Write out each line beneath this one exactly as it reads.

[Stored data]

/---

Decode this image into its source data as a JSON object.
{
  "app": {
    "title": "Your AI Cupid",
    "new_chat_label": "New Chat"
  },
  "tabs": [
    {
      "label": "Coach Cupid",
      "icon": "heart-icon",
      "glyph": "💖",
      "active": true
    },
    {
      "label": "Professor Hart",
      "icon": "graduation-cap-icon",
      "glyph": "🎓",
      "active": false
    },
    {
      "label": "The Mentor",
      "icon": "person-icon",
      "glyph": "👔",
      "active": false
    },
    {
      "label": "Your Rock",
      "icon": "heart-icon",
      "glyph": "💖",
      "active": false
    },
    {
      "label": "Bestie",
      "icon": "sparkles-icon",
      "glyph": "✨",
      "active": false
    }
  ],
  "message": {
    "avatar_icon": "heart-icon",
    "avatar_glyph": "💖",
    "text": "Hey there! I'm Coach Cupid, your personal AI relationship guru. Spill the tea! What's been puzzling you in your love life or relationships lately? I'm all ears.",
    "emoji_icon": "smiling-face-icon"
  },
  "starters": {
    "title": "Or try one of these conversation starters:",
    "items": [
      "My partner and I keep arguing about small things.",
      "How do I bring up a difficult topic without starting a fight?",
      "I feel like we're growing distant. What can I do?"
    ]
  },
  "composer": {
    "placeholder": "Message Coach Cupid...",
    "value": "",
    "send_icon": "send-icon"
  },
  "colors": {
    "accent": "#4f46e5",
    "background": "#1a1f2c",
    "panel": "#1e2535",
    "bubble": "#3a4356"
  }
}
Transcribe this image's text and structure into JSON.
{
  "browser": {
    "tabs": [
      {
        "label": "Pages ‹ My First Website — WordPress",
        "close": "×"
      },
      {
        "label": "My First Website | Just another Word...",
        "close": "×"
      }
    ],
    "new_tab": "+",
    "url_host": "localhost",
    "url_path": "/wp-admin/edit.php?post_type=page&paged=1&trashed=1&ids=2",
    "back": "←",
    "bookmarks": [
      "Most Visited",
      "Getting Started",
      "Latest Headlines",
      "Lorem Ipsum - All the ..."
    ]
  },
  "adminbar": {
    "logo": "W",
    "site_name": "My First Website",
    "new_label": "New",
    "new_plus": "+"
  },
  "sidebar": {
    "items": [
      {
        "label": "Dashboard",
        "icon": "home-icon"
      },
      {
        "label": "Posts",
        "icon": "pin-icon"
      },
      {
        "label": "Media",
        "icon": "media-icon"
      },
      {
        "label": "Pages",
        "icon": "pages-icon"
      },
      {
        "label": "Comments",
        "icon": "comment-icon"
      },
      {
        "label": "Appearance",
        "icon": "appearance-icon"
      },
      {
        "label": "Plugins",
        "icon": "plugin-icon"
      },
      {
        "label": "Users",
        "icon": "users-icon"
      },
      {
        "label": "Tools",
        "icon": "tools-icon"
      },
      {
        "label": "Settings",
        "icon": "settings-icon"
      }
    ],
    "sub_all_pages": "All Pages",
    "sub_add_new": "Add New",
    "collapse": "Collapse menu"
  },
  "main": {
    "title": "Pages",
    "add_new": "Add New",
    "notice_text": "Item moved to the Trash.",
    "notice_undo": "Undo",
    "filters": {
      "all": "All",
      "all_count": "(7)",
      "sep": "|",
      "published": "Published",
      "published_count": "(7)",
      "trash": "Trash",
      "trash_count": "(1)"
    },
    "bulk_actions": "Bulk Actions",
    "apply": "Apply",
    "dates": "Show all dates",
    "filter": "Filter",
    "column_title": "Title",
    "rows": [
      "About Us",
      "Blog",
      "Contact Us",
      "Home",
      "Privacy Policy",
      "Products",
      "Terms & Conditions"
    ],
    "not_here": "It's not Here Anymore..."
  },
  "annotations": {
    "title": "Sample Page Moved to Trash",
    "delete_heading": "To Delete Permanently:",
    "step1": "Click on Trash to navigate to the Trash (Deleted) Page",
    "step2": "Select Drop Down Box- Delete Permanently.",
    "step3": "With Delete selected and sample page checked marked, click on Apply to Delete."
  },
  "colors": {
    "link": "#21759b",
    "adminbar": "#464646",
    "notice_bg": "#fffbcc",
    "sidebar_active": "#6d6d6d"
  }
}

\---

Written answer:
Decode this image into its source data as a JSON object.
{
  "app": {
    "title": "Your AI Cupid",
    "new_chat_label": "New Chat"
  },
  "tabs": [
    {
      "label": "Coach Cupid",
      "icon": "heart-icon",
      "glyph": "💖",
      "active": true
    },
    {
      "label": "Professor Hart",
      "icon": "graduation-cap-icon",
      "glyph": "🎓",
      "active": false
    },
    {
      "label": "The Mentor",
      "icon": "person-icon",
      "glyph": "👔",
      "active": false
    },
    {
      "label": "Your Rock",
      "icon": "heart-icon",
      "glyph": "💖",
      "active": false
    },
    {
      "label": "Bestie",
      "icon": "sparkles-icon",
      "glyph": "✨",
      "active": false
    }
  ],
  "message": {
    "avatar_icon": "heart-icon",
    "avatar_glyph": "💖",
    "text": "Hey there! I'm Coach Cupid, your personal AI relationship guru. Spill the tea! What's been puzzling you in your love life or relationships lately? I'm all ears.",
    "emoji_icon": "smiling-face-icon"
  },
  "starters": {
    "title": "Or try one of these conversation starters:",
    "items": [
      "My partner and I keep arguing about small things.",
      "How do I bring up a difficult topic without starting a fight?",
      "I feel like we're growing distant. What can I do?"
    ]
  },
  "composer": {
    "placeholder": "Message Coach Cupid...",
    "value": "",
    "send_icon": "send-icon"
  },
  "colors": {
    "accent": "#4f46e5",
    "background": "#1a1f2c",
    "panel": "#1e2535",
    "bubble": "#3a4356"
  }
}
Transcribe this image's text and structure into JSON.
{
  "browser": {
    "tabs": [
      {
        "label": "Pages ‹ My First Website — WordPress",
        "close": "×"
      },
      {
        "label": "My First Website | Just another Word...",
        "close": "×"
      }
    ],
    "new_tab": "+",
    "url_host": "localhost",
    "url_path": "/wp-admin/edit.php?post_type=page&paged=1&trashed=1&ids=2",
    "back": "←",
    "bookmarks": [
      "Most Visited",
      "Getting Started",
      "Latest Headlines",
      "Lorem Ipsum - All the ..."
    ]
  },
  "adminbar": {
    "logo": "W",
    "site_name": "My First Website",
    "new_label": "New",
    "new_plus": "+"
  },
  "sidebar": {
    "items": [
      {
        "label": "Dashboard",
        "icon": "home-icon"
      },
      {
        "label": "Posts",
        "icon": "pin-icon"
      },
      {
        "label": "Media",
        "icon": "media-icon"
      },
      {
        "label": "Pages",
        "icon": "pages-icon"
      },
      {
        "label": "Comments",
        "icon": "comment-icon"
      },
      {
        "label": "Appearance",
        "icon": "appearance-icon"
      },
      {
        "label": "Plugins",
        "icon": "plugin-icon"
      },
      {
        "label": "Users",
        "icon": "users-icon"
      },
      {
        "label": "Tools",
        "icon": "tools-icon"
      },
      {
        "label": "Settings",
        "icon": "settings-icon"
      }
    ],
    "sub_all_pages": "All Pages",
    "sub_add_new": "Add New",
    "collapse": "Collapse menu"
  },
  "main": {
    "title": "Pages",
    "add_new": "Add New",
    "notice_text": "Item moved to the Trash.",
    "notice_undo": "Undo",
    "filters": {
      "all": "All",
      "all_count": "(7)",
      "sep": "|",
      "published": "Published",
      "published_count": "(7)",
      "trash": "Trash",
      "trash_count": "(1)"
    },
    "bulk_actions": "Bulk Actions",
    "apply": "Apply",
    "dates": "Show all dates",
    "filter": "Filter",
    "column_title": "Title",
    "rows": [
      "About Us",
      "Blog",
      "Contact Us",
      "Home",
      "Privacy Policy",
      "Products",
      "Terms & Conditions"
    ],
    "not_here": "It's not Here Anymore..."
  },
  "annotations": {
    "title": "Sample Page Moved to Trash",
    "delete_heading": "To Delete Permanently:",
    "step1": "Click on Trash to navigate to the Trash (Deleted) Page",
    "step2": "Select Drop Down Box- Delete Permanently.",
    "step3": "With Delete selected and sample page checked marked, click on Apply to Delete."
  },
  "colors": {
    "link": "#21759b",
    "adminbar": "#464646",
    "notice_bg": "#fffbcc",
    "sidebar_active": "#6d6d6d"
  }
}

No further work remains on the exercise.